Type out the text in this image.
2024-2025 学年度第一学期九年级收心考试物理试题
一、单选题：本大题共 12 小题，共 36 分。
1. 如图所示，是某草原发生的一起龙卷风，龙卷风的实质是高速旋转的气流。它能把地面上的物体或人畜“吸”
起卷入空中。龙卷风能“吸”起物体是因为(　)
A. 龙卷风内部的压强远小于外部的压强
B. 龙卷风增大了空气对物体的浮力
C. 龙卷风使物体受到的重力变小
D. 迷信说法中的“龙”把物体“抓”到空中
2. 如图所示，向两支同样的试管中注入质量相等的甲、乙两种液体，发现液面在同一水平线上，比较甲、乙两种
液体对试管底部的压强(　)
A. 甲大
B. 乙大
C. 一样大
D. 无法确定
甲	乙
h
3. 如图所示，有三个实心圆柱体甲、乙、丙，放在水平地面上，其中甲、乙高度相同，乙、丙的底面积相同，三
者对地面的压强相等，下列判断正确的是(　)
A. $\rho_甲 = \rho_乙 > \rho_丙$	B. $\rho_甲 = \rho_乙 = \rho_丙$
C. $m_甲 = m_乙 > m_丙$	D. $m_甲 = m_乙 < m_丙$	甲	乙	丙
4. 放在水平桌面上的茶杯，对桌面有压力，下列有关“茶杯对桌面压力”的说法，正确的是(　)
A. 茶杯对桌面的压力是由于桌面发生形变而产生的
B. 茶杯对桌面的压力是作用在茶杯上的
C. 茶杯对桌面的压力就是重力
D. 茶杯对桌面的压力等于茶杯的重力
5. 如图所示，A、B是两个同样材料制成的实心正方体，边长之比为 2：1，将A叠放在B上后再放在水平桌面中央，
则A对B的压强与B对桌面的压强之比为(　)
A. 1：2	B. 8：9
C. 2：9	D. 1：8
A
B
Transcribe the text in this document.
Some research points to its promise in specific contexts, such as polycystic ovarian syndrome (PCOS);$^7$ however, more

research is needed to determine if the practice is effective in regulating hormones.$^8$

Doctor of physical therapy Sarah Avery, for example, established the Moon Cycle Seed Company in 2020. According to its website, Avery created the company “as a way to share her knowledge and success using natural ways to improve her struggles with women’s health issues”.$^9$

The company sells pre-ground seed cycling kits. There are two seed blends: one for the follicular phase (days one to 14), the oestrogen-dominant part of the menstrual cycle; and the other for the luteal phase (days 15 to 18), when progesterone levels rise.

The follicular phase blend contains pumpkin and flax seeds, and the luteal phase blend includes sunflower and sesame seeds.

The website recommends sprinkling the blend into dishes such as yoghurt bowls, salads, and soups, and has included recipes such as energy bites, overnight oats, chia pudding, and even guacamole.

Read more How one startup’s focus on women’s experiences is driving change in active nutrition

^^^^^^^^

--- Job ---
Scan the listing above and copy all lines containing the word "this".

--- Completed exercise ---
Type out the text in this image.
Transcribe the text in this document.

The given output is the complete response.